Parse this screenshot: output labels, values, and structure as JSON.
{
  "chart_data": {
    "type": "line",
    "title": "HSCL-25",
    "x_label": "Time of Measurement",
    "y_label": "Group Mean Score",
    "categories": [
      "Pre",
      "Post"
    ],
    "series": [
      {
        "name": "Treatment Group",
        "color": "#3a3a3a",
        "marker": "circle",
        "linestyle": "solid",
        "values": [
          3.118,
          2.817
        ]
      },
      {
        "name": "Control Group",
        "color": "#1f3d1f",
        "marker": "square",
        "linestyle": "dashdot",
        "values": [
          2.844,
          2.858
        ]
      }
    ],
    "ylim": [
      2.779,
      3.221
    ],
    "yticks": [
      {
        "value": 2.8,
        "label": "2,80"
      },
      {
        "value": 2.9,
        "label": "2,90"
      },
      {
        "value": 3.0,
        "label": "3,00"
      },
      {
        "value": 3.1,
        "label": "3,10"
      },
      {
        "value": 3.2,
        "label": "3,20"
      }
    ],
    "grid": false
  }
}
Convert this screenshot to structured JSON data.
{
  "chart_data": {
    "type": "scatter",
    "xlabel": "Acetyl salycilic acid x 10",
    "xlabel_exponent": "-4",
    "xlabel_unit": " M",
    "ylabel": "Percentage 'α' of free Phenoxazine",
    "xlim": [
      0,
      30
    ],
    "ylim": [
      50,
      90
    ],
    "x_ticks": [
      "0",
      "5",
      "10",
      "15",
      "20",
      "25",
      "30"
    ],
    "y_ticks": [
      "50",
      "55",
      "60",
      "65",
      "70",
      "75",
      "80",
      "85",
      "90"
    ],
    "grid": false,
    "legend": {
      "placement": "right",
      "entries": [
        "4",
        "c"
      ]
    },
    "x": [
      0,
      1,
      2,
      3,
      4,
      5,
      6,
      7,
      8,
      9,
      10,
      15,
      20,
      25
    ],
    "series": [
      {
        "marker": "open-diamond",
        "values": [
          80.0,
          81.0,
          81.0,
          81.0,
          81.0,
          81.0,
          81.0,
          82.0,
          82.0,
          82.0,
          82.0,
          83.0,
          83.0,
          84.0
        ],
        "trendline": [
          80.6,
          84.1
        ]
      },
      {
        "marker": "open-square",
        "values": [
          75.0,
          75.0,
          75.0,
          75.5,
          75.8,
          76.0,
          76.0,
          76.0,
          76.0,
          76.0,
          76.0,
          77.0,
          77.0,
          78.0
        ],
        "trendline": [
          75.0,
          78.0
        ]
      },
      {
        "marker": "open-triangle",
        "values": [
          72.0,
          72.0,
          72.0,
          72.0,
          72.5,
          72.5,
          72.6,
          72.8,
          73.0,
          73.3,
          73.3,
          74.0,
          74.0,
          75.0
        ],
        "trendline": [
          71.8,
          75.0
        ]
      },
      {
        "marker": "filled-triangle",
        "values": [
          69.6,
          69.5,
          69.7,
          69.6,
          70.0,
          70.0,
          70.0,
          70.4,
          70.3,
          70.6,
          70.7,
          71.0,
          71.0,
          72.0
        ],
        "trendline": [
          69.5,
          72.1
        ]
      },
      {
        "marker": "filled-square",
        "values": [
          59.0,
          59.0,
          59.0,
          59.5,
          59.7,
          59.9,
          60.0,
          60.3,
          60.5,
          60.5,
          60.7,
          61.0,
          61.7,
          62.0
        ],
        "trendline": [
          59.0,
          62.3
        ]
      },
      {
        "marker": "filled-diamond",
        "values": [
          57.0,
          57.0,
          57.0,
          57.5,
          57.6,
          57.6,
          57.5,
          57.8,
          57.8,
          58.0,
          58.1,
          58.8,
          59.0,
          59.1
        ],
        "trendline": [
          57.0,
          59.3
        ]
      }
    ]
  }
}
^^^^^^^^^^^^^^^^
*Exercise brief*
Write all of the records out again exactly.

*Problem solution*
Parse this screenshot: output labels, values, and structure as JSON.
{
  "chart_data": {
    "type": "line",
    "title": "HSCL-25",
    "x_label": "Time of Measurement",
    "y_label": "Group Mean Score",
    "categories": [
      "Pre",
      "Post"
    ],
    "series": [
      {
        "name": "Treatment Group",
        "color": "#3a3a3a",
        "marker": "circle",
        "linestyle": "solid",
        "values": [
          3.118,
          2.817
        ]
      },
      {
        "name": "Control Group",
        "color": "#1f3d1f",
        "marker": "square",
        "linestyle": "dashdot",
        "values": [
          2.844,
          2.858
        ]
      }
    ],
    "ylim": [
      2.779,
      3.221
    ],
    "yticks": [
      {
        "value": 2.8,
        "label": "2,80"
      },
      {
        "value": 2.9,
        "label": "2,90"
      },
      {
        "value": 3.0,
        "label": "3,00"
      },
      {
        "value": 3.1,
        "label": "3,10"
      },
      {
        "value": 3.2,
        "label": "3,20"
      }
    ],
    "grid": false
  }
}
Convert this screenshot to structured JSON data.
{
  "chart_data": {
    "type": "scatter",
    "xlabel": "Acetyl salycilic acid x 10",
    "xlabel_exponent": "-4",
    "xlabel_unit": " M",
    "ylabel": "Percentage 'α' of free Phenoxazine",
    "xlim": [
      0,
      30
    ],
    "ylim": [
      50,
      90
    ],
    "x_ticks": [
      "0",
      "5",
      "10",
      "15",
      "20",
      "25",
      "30"
    ],
    "y_ticks": [
      "50",
      "55",
      "60",
      "65",
      "70",
      "75",
      "80",
      "85",
      "90"
    ],
    "grid": false,
    "legend": {
      "placement": "right",
      "entries": [
        "4",
        "c"
      ]
    },
    "x": [
      0,
      1,
      2,
      3,
      4,
      5,
      6,
      7,
      8,
      9,
      10,
      15,
      20,
      25
    ],
    "series": [
      {
        "marker": "open-diamond",
        "values": [
          80.0,
          81.0,
          81.0,
          81.0,
          81.0,
          81.0,
          81.0,
          82.0,
          82.0,
          82.0,
          82.0,
          83.0,
          83.0,
          84.0
        ],
        "trendline": [
          80.6,
          84.1
        ]
      },
      {
        "marker": "open-square",
        "values": [
          75.0,
          75.0,
          75.0,
          75.5,
          75.8,
          76.0,
          76.0,
          76.0,
          76.0,
          76.0,
          76.0,
          77.0,
          77.0,
          78.0
        ],
        "trendline": [
          75.0,
          78.0
        ]
      },
      {
        "marker": "open-triangle",
        "values": [
          72.0,
          72.0,
          72.0,
          72.0,
          72.5,
          72.5,
          72.6,
          72.8,
          73.0,
          73.3,
          73.3,
          74.0,
          74.0,
          75.0
        ],
        "trendline": [
          71.8,
          75.0
        ]
      },
      {
        "marker": "filled-triangle",
        "values": [
          69.6,
          69.5,
          69.7,
          69.6,
          70.0,
          70.0,
          70.0,
          70.4,
          70.3,
          70.6,
          70.7,
          71.0,
          71.0,
          72.0
        ],
        "trendline": [
          69.5,
          72.1
        ]
      },
      {
        "marker": "filled-square",
        "values": [
          59.0,
          59.0,
          59.0,
          59.5,
          59.7,
          59.9,
          60.0,
          60.3,
          60.5,
          60.5,
          60.7,
          61.0,
          61.7,
          62.0
        ],
        "trendline": [
          59.0,
          62.3
        ]
      },
      {
        "marker": "filled-diamond",
        "values": [
          57.0,
          57.0,
          57.0,
          57.5,
          57.6,
          57.6,
          57.5,
          57.8,
          57.8,
          58.0,
          58.1,
          58.8,
          59.0,
          59.1
        ],
        "trendline": [
          57.0,
          59.3
        ]
      }
    ]
  }
}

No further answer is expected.